What is needed
Take the entries below and print all of them exactly, please.

....

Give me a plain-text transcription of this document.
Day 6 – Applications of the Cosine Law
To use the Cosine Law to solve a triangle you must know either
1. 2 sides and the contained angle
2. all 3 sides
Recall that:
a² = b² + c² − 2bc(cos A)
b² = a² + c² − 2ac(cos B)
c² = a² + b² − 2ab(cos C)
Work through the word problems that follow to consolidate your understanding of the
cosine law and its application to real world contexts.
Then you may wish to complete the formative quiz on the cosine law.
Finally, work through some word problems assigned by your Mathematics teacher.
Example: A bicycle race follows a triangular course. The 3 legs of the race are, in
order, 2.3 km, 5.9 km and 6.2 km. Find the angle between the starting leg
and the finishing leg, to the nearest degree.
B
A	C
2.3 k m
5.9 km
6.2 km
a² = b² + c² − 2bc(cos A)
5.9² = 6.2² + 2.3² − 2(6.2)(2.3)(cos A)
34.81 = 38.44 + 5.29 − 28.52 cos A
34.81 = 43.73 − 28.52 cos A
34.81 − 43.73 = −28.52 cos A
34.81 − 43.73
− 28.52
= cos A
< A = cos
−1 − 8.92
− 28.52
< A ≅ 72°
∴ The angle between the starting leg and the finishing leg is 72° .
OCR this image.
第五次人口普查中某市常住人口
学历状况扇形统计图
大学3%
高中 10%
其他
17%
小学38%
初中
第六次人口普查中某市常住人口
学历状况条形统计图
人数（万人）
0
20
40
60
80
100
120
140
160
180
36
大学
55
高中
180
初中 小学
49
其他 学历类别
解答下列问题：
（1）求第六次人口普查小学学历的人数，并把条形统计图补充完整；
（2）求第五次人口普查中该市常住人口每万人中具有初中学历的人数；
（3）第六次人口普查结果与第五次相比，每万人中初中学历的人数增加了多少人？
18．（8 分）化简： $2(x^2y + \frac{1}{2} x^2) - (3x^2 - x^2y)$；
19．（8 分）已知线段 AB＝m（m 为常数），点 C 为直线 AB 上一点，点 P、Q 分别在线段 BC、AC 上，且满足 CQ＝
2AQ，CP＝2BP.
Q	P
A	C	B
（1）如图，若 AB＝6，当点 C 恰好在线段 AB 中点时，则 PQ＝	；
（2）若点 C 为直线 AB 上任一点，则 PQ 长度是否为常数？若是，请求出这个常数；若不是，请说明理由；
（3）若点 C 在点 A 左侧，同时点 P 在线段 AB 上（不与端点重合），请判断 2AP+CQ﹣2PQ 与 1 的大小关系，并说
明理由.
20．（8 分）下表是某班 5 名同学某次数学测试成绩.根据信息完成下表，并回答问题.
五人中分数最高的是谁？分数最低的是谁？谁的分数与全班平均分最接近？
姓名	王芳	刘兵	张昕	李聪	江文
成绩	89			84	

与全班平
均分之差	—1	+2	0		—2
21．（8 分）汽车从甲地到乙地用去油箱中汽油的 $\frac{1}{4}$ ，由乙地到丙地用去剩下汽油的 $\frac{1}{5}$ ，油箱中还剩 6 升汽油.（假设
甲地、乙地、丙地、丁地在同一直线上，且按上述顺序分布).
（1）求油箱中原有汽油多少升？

....

Response to this task
Give me a plain-text transcription of this document.
Day 6 – Applications of the Cosine Law
To use the Cosine Law to solve a triangle you must know either
1. 2 sides and the contained angle
2. all 3 sides
Recall that:
a² = b² + c² − 2bc(cos A)
b² = a² + c² − 2ac(cos B)
c² = a² + b² − 2ab(cos C)
Work through the word problems that follow to consolidate your understanding of the
cosine law and its application to real world contexts.
Then you may wish to complete the formative quiz on the cosine law.
Finally, work through some word problems assigned by your Mathematics teacher.
Example: A bicycle race follows a triangular course. The 3 legs of the race are, in
order, 2.3 km, 5.9 km and 6.2 km. Find the angle between the starting leg
and the finishing leg, to the nearest degree.
B
A	C
2.3 k m
5.9 km
6.2 km
a² = b² + c² − 2bc(cos A)
5.9² = 6.2² + 2.3² − 2(6.2)(2.3)(cos A)
34.81 = 38.44 + 5.29 − 28.52 cos A
34.81 = 43.73 − 28.52 cos A
34.81 − 43.73 = −28.52 cos A
34.81 − 43.73
− 28.52
= cos A
< A = cos
−1 − 8.92
− 28.52
< A ≅ 72°
∴ The angle between the starting leg and the finishing leg is 72° .
OCR this image.
第五次人口普查中某市常住人口
学历状况扇形统计图
大学3%
高中 10%
其他
17%
小学38%
初中
第六次人口普查中某市常住人口
学历状况条形统计图
人数（万人）
0
20
40
60
80
100
120
140
160
180
36
大学
55
高中
180
初中 小学
49
其他 学历类别
解答下列问题：
（1）求第六次人口普查小学学历的人数，并把条形统计图补充完整；
（2）求第五次人口普查中该市常住人口每万人中具有初中学历的人数；
（3）第六次人口普查结果与第五次相比，每万人中初中学历的人数增加了多少人？
18．（8 分）化简： $2(x^2y + \frac{1}{2} x^2) - (3x^2 - x^2y)$；
19．（8 分）已知线段 AB＝m（m 为常数），点 C 为直线 AB 上一点，点 P、Q 分别在线段 BC、AC 上，且满足 CQ＝
2AQ，CP＝2BP.
Q	P
A	C	B
（1）如图，若 AB＝6，当点 C 恰好在线段 AB 中点时，则 PQ＝	；
（2）若点 C 为直线 AB 上任一点，则 PQ 长度是否为常数？若是，请求出这个常数；若不是，请说明理由；
（3）若点 C 在点 A 左侧，同时点 P 在线段 AB 上（不与端点重合），请判断 2AP+CQ﹣2PQ 与 1 的大小关系，并说
明理由.
20．（8 分）下表是某班 5 名同学某次数学测试成绩.根据信息完成下表，并回答问题.
五人中分数最高的是谁？分数最低的是谁？谁的分数与全班平均分最接近？
姓名	王芳	刘兵	张昕	李聪	江文
成绩	89			84	

与全班平
均分之差	—1	+2	0		—2
21．（8 分）汽车从甲地到乙地用去油箱中汽油的 $\frac{1}{4}$ ，由乙地到丙地用去剩下汽油的 $\frac{1}{5}$ ，油箱中还剩 6 升汽油.（假设
甲地、乙地、丙地、丁地在同一直线上，且按上述顺序分布).
（1）求油箱中原有汽油多少升？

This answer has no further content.